[start]
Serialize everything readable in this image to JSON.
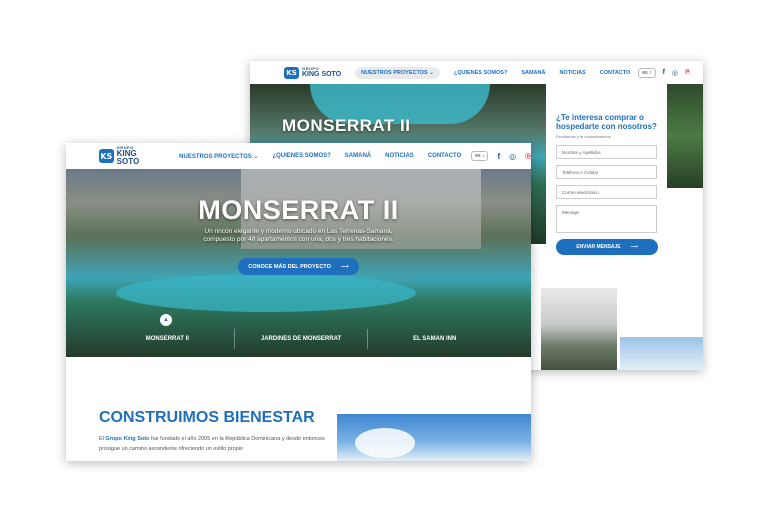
{
  "brand": {
    "logo_mark": "KS",
    "group_label": "GRUPO",
    "name": "KING SOTO"
  },
  "nav": {
    "projects": "NUESTROS PROYECTOS",
    "about": "¿QUIENES SOMOS?",
    "samana": "SAMANÁ",
    "news": "NOTICIAS",
    "contact": "CONTACTO",
    "lang": "es",
    "dropdown_icon": "chevron-down",
    "facebook": "f",
    "instagram": "◎",
    "pinterest": "℗"
  },
  "back_page": {
    "hero_title": "MONSERRAT II",
    "form": {
      "title": "¿Te interesa comprar o hospedarte con nosotros?",
      "subtitle": "Escribenos y te contactaremos",
      "name_placeholder": "Nombre y Apellidos",
      "phone_placeholder": "Teléfono o Celular",
      "email_placeholder": "Correo electrónico",
      "message_placeholder": "Mensaje",
      "submit": "ENVIAR MENSAJE"
    }
  },
  "front_page": {
    "hero_title": "MONSERRAT II",
    "hero_subtitle_1": "Un rincón elegante y moderno ubicado en Las Terrenas-Samaná,",
    "hero_subtitle_2": "compuesto por 48 apartamentos con una, dos y tres habitaciones.",
    "cta": "CONOCE MÁS DEL PROYECTO",
    "tabs": [
      "MONSERRAT II",
      "JARDINES DE MONSERRAT",
      "EL SAMAN INN"
    ],
    "section_title": "CONSTRUIMOS BIENESTAR",
    "section_text_prefix": "El ",
    "section_text_brand": "Grupo King Soto",
    "section_text_rest": " fue fundado el año 2005 en la República Dominicana y desde entonces prosigue un camino ascendente ofreciendo un estilo propio"
  },
  "colors": {
    "accent": "#1f6fbf",
    "pinterest": "#cc2a36"
  }
}
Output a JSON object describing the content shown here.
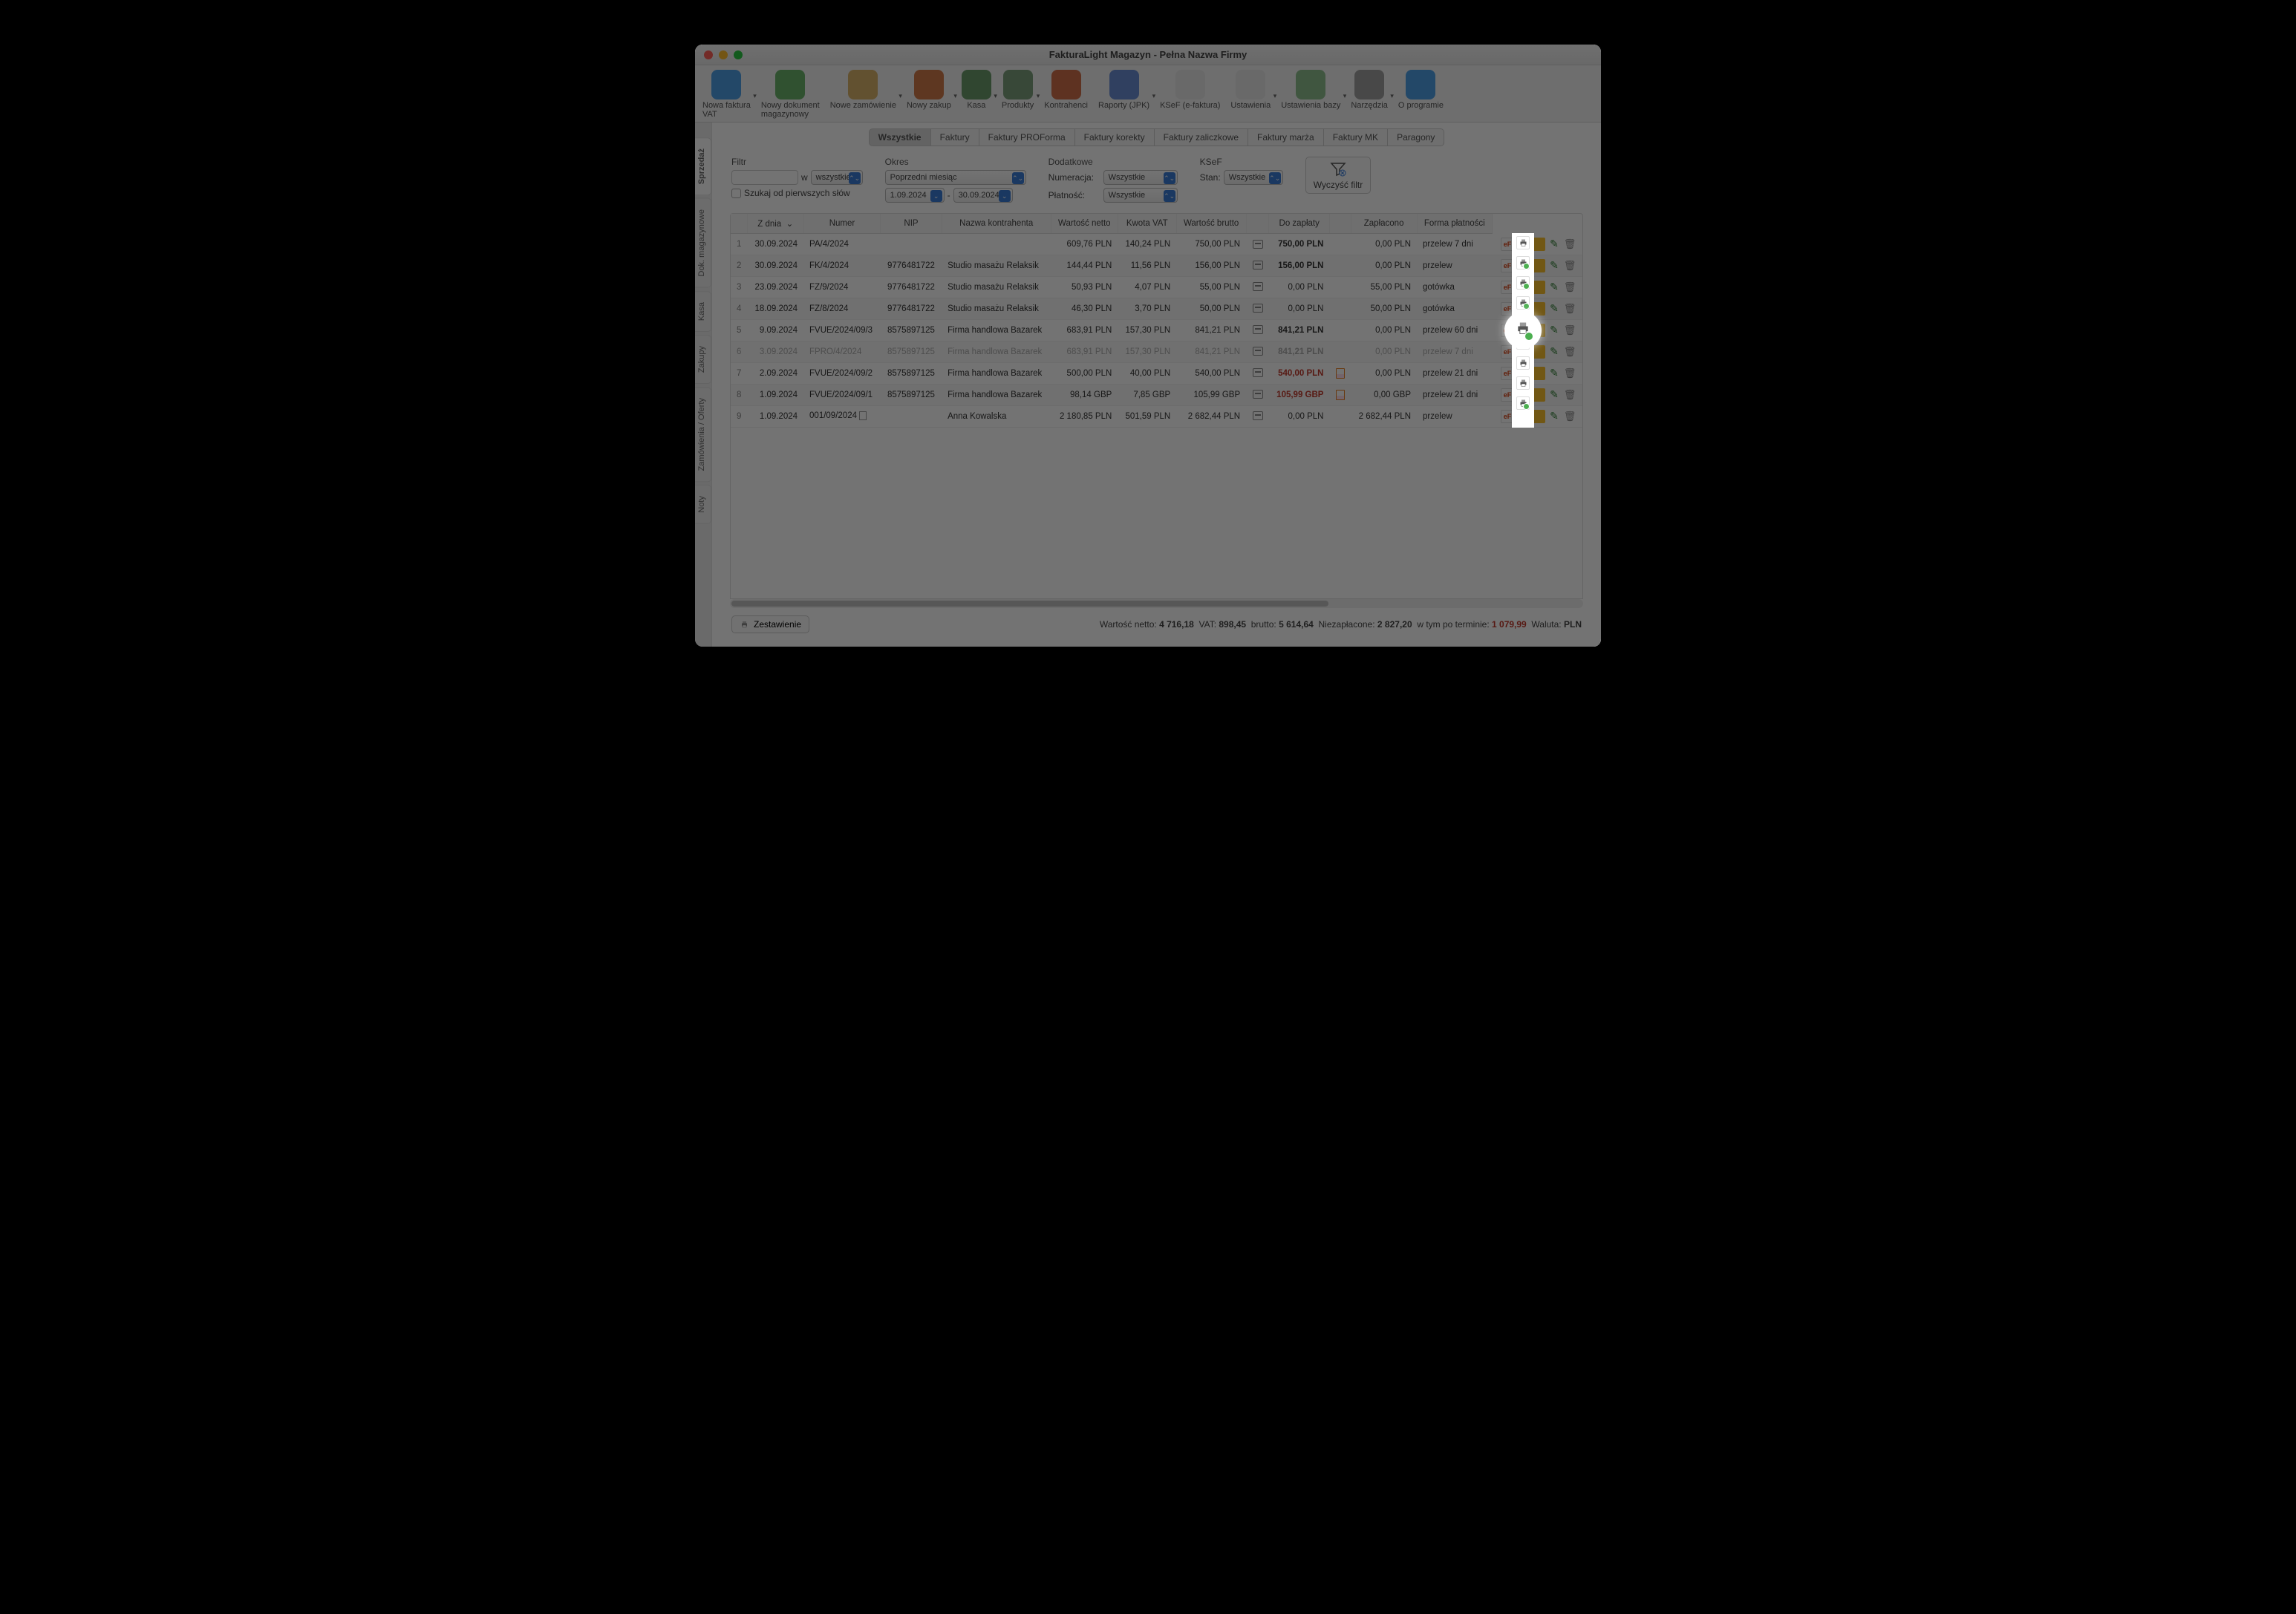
{
  "window_title": "FakturaLight Magazyn - Pełna Nazwa Firmy",
  "toolbar": [
    {
      "label": "Nowa faktura VAT",
      "icon": "#4e9fe6",
      "caret": true
    },
    {
      "label": "Nowy dokument magazynowy",
      "icon": "#6bb36b",
      "caret": false
    },
    {
      "label": "Nowe zamówienie",
      "icon": "#d9b36a",
      "caret": true
    },
    {
      "label": "Nowy zakup",
      "icon": "#d07a4a",
      "caret": true
    },
    {
      "label": "Kasa",
      "icon": "#6b9b6b",
      "caret": true
    },
    {
      "label": "Produkty",
      "icon": "#7da07d",
      "caret": true
    },
    {
      "label": "Kontrahenci",
      "icon": "#d0704a",
      "caret": false
    },
    {
      "label": "Raporty (JPK)",
      "icon": "#6b8fd6",
      "caret": true
    },
    {
      "label": "KSeF (e-faktura)",
      "icon": "#e8e8e8",
      "caret": false
    },
    {
      "label": "Ustawienia",
      "icon": "#e8e8e8",
      "caret": true
    },
    {
      "label": "Ustawienia bazy",
      "icon": "#8fbf8f",
      "caret": true
    },
    {
      "label": "Narzędzia",
      "icon": "#a0a0a0",
      "caret": true
    },
    {
      "label": "O programie",
      "icon": "#4ea0e6",
      "caret": false
    }
  ],
  "sidetabs": [
    "Sprzedaż",
    "Dok. magazynowe",
    "Kasa",
    "Zakupy",
    "Zamówienia / Oferty",
    "Noty"
  ],
  "subtabs": [
    "Wszystkie",
    "Faktury",
    "Faktury PROForma",
    "Faktury korekty",
    "Faktury zaliczkowe",
    "Faktury marża",
    "Faktury MK",
    "Paragony"
  ],
  "filters": {
    "filtr_head": "Filtr",
    "w": "w",
    "w_value": "wszystkie",
    "checkbox_label": "Szukaj od pierwszych słów",
    "okres_head": "Okres",
    "okres_value": "Poprzedni miesiąc",
    "date_from": "1.09.2024",
    "date_sep": "-",
    "date_to": "30.09.2024",
    "dodatkowe_head": "Dodatkowe",
    "numeracja_label": "Numeracja:",
    "numeracja_value": "Wszystkie",
    "platnosc_label": "Płatność:",
    "platnosc_value": "Wszystkie",
    "ksef_head": "KSeF",
    "stan_label": "Stan:",
    "stan_value": "Wszystkie",
    "clear_label": "Wyczyść filtr"
  },
  "columns": [
    "",
    "Z dnia",
    "Numer",
    "NIP",
    "Nazwa kontrahenta",
    "Wartość netto",
    "Kwota VAT",
    "Wartość brutto",
    "",
    "Do zapłaty",
    "",
    "Zapłacono",
    "Forma płatności"
  ],
  "rows": [
    {
      "n": "1",
      "date": "30.09.2024",
      "num": "PA/4/2024",
      "nip": "",
      "name": "",
      "netto": "609,76 PLN",
      "vat": "140,24 PLN",
      "brutto": "750,00 PLN",
      "pi": true,
      "due": "750,00 PLN",
      "due_style": "bold",
      "doc": false,
      "paid": "0,00 PLN",
      "method": "przelew 7 dni",
      "print_ok": false
    },
    {
      "n": "2",
      "date": "30.09.2024",
      "num": "FK/4/2024",
      "nip": "9776481722",
      "name": "Studio masażu Relaksik",
      "netto": "144,44 PLN",
      "vat": "11,56 PLN",
      "brutto": "156,00 PLN",
      "pi": true,
      "due": "156,00 PLN",
      "due_style": "bold",
      "doc": false,
      "paid": "0,00 PLN",
      "method": "przelew",
      "print_ok": true
    },
    {
      "n": "3",
      "date": "23.09.2024",
      "num": "FZ/9/2024",
      "nip": "9776481722",
      "name": "Studio masażu Relaksik",
      "netto": "50,93 PLN",
      "vat": "4,07 PLN",
      "brutto": "55,00 PLN",
      "pi": true,
      "due": "0,00 PLN",
      "due_style": "",
      "doc": false,
      "paid": "55,00 PLN",
      "method": "gotówka",
      "print_ok": true
    },
    {
      "n": "4",
      "date": "18.09.2024",
      "num": "FZ/8/2024",
      "nip": "9776481722",
      "name": "Studio masażu Relaksik",
      "netto": "46,30 PLN",
      "vat": "3,70 PLN",
      "brutto": "50,00 PLN",
      "pi": true,
      "due": "0,00 PLN",
      "due_style": "",
      "doc": false,
      "paid": "50,00 PLN",
      "method": "gotówka",
      "print_ok": true
    },
    {
      "n": "5",
      "date": "9.09.2024",
      "num": "FVUE/2024/09/3",
      "nip": "8575897125",
      "name": "Firma handlowa Bazarek",
      "netto": "683,91 PLN",
      "vat": "157,30 PLN",
      "brutto": "841,21 PLN",
      "pi": true,
      "due": "841,21 PLN",
      "due_style": "bold",
      "doc": false,
      "paid": "0,00 PLN",
      "method": "przelew 60 dni",
      "print_ok": true,
      "highlight": true
    },
    {
      "n": "6",
      "date": "3.09.2024",
      "num": "FPRO/4/2024",
      "nip": "8575897125",
      "name": "Firma handlowa Bazarek",
      "netto": "683,91 PLN",
      "vat": "157,30 PLN",
      "brutto": "841,21 PLN",
      "pi": true,
      "due": "841,21 PLN",
      "due_style": "red",
      "doc": false,
      "paid": "0,00 PLN",
      "method": "przelew 7 dni",
      "dim": true,
      "print_ok": false
    },
    {
      "n": "7",
      "date": "2.09.2024",
      "num": "FVUE/2024/09/2",
      "nip": "8575897125",
      "name": "Firma handlowa Bazarek",
      "netto": "500,00 PLN",
      "vat": "40,00 PLN",
      "brutto": "540,00 PLN",
      "pi": true,
      "due": "540,00 PLN",
      "due_style": "red",
      "doc": true,
      "paid": "0,00 PLN",
      "method": "przelew 21 dni",
      "print_ok": false
    },
    {
      "n": "8",
      "date": "1.09.2024",
      "num": "FVUE/2024/09/1",
      "nip": "8575897125",
      "name": "Firma handlowa Bazarek",
      "netto": "98,14 GBP",
      "vat": "7,85 GBP",
      "brutto": "105,99 GBP",
      "pi": true,
      "due": "105,99 GBP",
      "due_style": "red",
      "doc": true,
      "paid": "0,00 GBP",
      "method": "przelew 21 dni",
      "print_ok": false
    },
    {
      "n": "9",
      "date": "1.09.2024",
      "num": "001/09/2024",
      "nip": "",
      "name": "Anna Kowalska",
      "netto": "2 180,85 PLN",
      "vat": "501,59 PLN",
      "brutto": "2 682,44 PLN",
      "pi": true,
      "due": "0,00 PLN",
      "due_style": "",
      "doc": false,
      "paid": "2 682,44 PLN",
      "method": "przelew",
      "note": true,
      "print_ok": true
    }
  ],
  "footer": {
    "zest": "Zestawienie",
    "netto_l": "Wartość netto:",
    "netto_v": "4 716,18",
    "vat_l": "VAT:",
    "vat_v": "898,45",
    "brutto_l": "brutto:",
    "brutto_v": "5 614,64",
    "niez_l": "Niezapłacone:",
    "niez_v": "2 827,20",
    "term_l": "w tym po terminie:",
    "term_v": "1 079,99",
    "wal_l": "Waluta:",
    "wal_v": "PLN"
  }
}
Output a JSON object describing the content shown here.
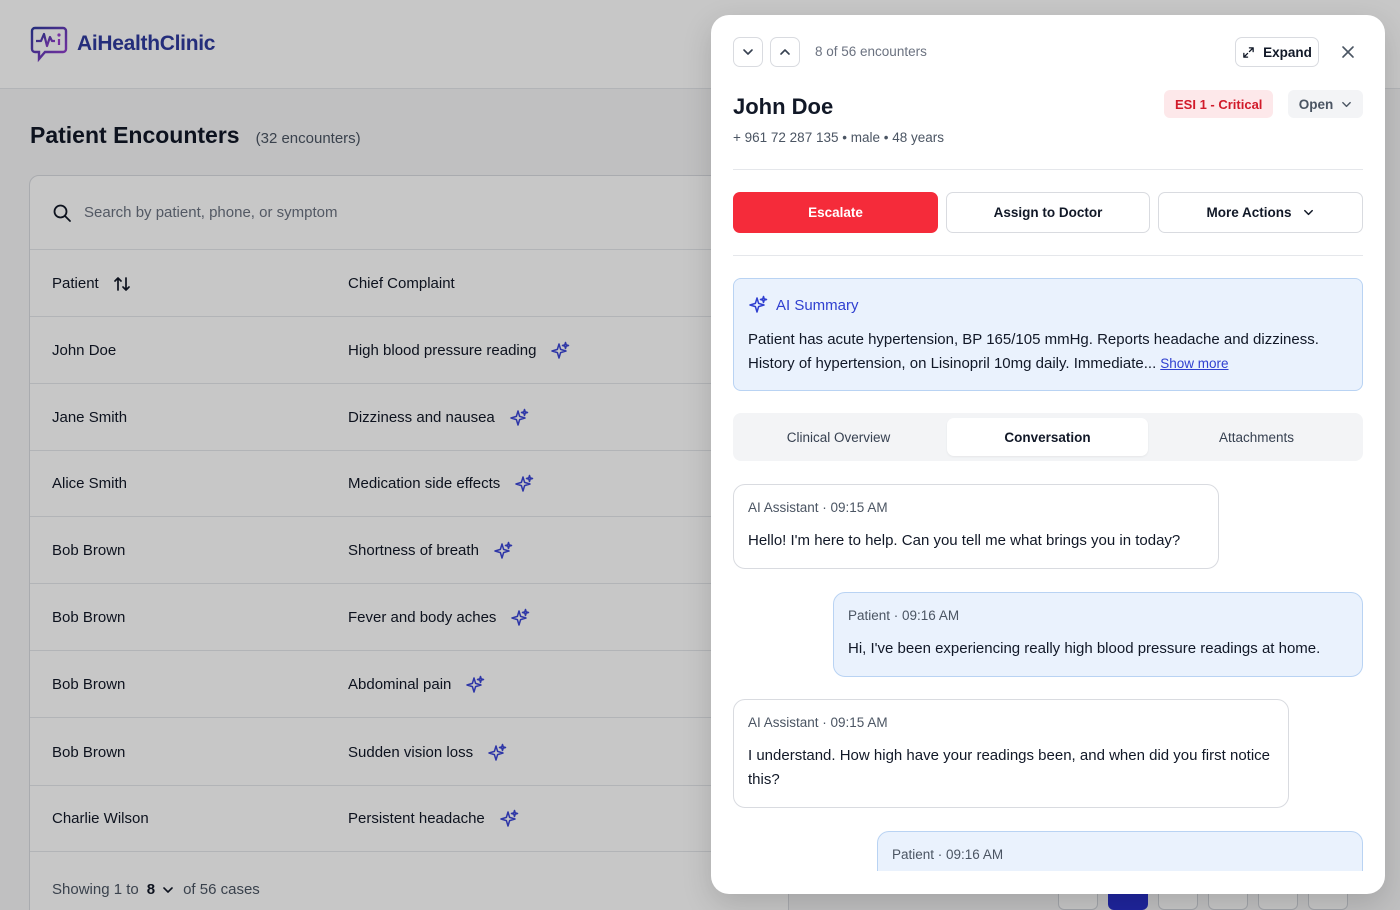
[end]
● EXERCISE INSTRUCTIONS
Of the lines in the entries, how many include the word "FVUE"? State only the number.

● RESPONSE TO THE EXERCISE
3